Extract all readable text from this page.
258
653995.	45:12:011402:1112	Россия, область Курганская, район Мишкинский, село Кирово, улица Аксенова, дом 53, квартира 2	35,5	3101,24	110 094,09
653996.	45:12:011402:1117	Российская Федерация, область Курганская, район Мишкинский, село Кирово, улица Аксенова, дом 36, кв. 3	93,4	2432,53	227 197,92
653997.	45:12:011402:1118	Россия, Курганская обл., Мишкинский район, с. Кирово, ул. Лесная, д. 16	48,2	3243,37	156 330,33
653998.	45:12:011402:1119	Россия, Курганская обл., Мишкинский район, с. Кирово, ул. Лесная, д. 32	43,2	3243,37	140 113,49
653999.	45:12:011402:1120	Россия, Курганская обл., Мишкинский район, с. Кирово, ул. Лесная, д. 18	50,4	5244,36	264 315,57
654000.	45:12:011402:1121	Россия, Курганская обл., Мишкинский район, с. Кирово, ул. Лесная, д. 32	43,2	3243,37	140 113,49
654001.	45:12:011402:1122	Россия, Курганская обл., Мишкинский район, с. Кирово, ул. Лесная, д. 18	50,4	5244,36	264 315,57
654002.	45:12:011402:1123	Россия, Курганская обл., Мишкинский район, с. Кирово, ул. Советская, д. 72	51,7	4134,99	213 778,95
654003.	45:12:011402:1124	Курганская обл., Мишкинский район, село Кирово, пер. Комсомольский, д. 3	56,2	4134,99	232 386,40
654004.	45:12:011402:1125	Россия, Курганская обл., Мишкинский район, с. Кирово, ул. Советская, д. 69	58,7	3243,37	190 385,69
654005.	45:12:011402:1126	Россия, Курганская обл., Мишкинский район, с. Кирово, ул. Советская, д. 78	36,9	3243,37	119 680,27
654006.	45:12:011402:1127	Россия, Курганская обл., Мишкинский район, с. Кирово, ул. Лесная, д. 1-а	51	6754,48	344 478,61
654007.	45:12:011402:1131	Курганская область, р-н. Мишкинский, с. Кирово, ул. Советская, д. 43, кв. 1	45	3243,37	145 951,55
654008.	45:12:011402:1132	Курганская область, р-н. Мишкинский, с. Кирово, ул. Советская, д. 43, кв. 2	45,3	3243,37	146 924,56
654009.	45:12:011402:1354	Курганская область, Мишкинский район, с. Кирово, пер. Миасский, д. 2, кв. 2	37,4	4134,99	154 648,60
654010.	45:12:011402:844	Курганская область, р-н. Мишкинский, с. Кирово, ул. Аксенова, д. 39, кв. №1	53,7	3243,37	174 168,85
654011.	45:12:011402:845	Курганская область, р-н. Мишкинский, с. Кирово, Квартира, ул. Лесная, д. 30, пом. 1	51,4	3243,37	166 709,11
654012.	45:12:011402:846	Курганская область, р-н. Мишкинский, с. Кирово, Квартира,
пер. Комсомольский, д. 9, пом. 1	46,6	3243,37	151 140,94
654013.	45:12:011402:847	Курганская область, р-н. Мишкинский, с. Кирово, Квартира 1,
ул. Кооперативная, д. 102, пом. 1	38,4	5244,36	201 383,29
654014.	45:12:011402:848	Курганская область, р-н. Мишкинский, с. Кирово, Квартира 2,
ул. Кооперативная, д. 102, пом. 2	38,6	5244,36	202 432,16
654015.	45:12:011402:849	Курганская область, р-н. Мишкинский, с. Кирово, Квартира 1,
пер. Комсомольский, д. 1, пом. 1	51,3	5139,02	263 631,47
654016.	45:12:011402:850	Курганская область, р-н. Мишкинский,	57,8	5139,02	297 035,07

_____

Reproduce the entries above in full by retyping them exactly.

Extract all readable text from this page.
258
653995.	45:12:011402:1112	Россия, область Курганская, район Мишкинский, село Кирово, улица Аксенова, дом 53, квартира 2	35,5	3101,24	110 094,09
653996.	45:12:011402:1117	Российская Федерация, область Курганская, район Мишкинский, село Кирово, улица Аксенова, дом 36, кв. 3	93,4	2432,53	227 197,92
653997.	45:12:011402:1118	Россия, Курганская обл., Мишкинский район, с. Кирово, ул. Лесная, д. 16	48,2	3243,37	156 330,33
653998.	45:12:011402:1119	Россия, Курганская обл., Мишкинский район, с. Кирово, ул. Лесная, д. 32	43,2	3243,37	140 113,49
653999.	45:12:011402:1120	Россия, Курганская обл., Мишкинский район, с. Кирово, ул. Лесная, д. 18	50,4	5244,36	264 315,57
654000.	45:12:011402:1121	Россия, Курганская обл., Мишкинский район, с. Кирово, ул. Лесная, д. 32	43,2	3243,37	140 113,49
654001.	45:12:011402:1122	Россия, Курганская обл., Мишкинский район, с. Кирово, ул. Лесная, д. 18	50,4	5244,36	264 315,57
654002.	45:12:011402:1123	Россия, Курганская обл., Мишкинский район, с. Кирово, ул. Советская, д. 72	51,7	4134,99	213 778,95
654003.	45:12:011402:1124	Курганская обл., Мишкинский район, село Кирово, пер. Комсомольский, д. 3	56,2	4134,99	232 386,40
654004.	45:12:011402:1125	Россия, Курганская обл., Мишкинский район, с. Кирово, ул. Советская, д. 69	58,7	3243,37	190 385,69
654005.	45:12:011402:1126	Россия, Курганская обл., Мишкинский район, с. Кирово, ул. Советская, д. 78	36,9	3243,37	119 680,27
654006.	45:12:011402:1127	Россия, Курганская обл., Мишкинский район, с. Кирово, ул. Лесная, д. 1-а	51	6754,48	344 478,61
654007.	45:12:011402:1131	Курганская область, р-н. Мишкинский, с. Кирово, ул. Советская, д. 43, кв. 1	45	3243,37	145 951,55
654008.	45:12:011402:1132	Курганская область, р-н. Мишкинский, с. Кирово, ул. Советская, д. 43, кв. 2	45,3	3243,37	146 924,56
654009.	45:12:011402:1354	Курганская область, Мишкинский район, с. Кирово, пер. Миасский, д. 2, кв. 2	37,4	4134,99	154 648,60
654010.	45:12:011402:844	Курганская область, р-н. Мишкинский, с. Кирово, ул. Аксенова, д. 39, кв. №1	53,7	3243,37	174 168,85
654011.	45:12:011402:845	Курганская область, р-н. Мишкинский, с. Кирово, Квартира, ул. Лесная, д. 30, пом. 1	51,4	3243,37	166 709,11
654012.	45:12:011402:846	Курганская область, р-н. Мишкинский, с. Кирово, Квартира,
пер. Комсомольский, д. 9, пом. 1	46,6	3243,37	151 140,94
654013.	45:12:011402:847	Курганская область, р-н. Мишкинский, с. Кирово, Квартира 1,
ул. Кооперативная, д. 102, пом. 1	38,4	5244,36	201 383,29
654014.	45:12:011402:848	Курганская область, р-н. Мишкинский, с. Кирово, Квартира 2,
ул. Кооперативная, д. 102, пом. 2	38,6	5244,36	202 432,16
654015.	45:12:011402:849	Курганская область, р-н. Мишкинский, с. Кирово, Квартира 1,
пер. Комсомольский, д. 1, пом. 1	51,3	5139,02	263 631,47
654016.	45:12:011402:850	Курганская область, р-н. Мишкинский,	57,8	5139,02	297 035,07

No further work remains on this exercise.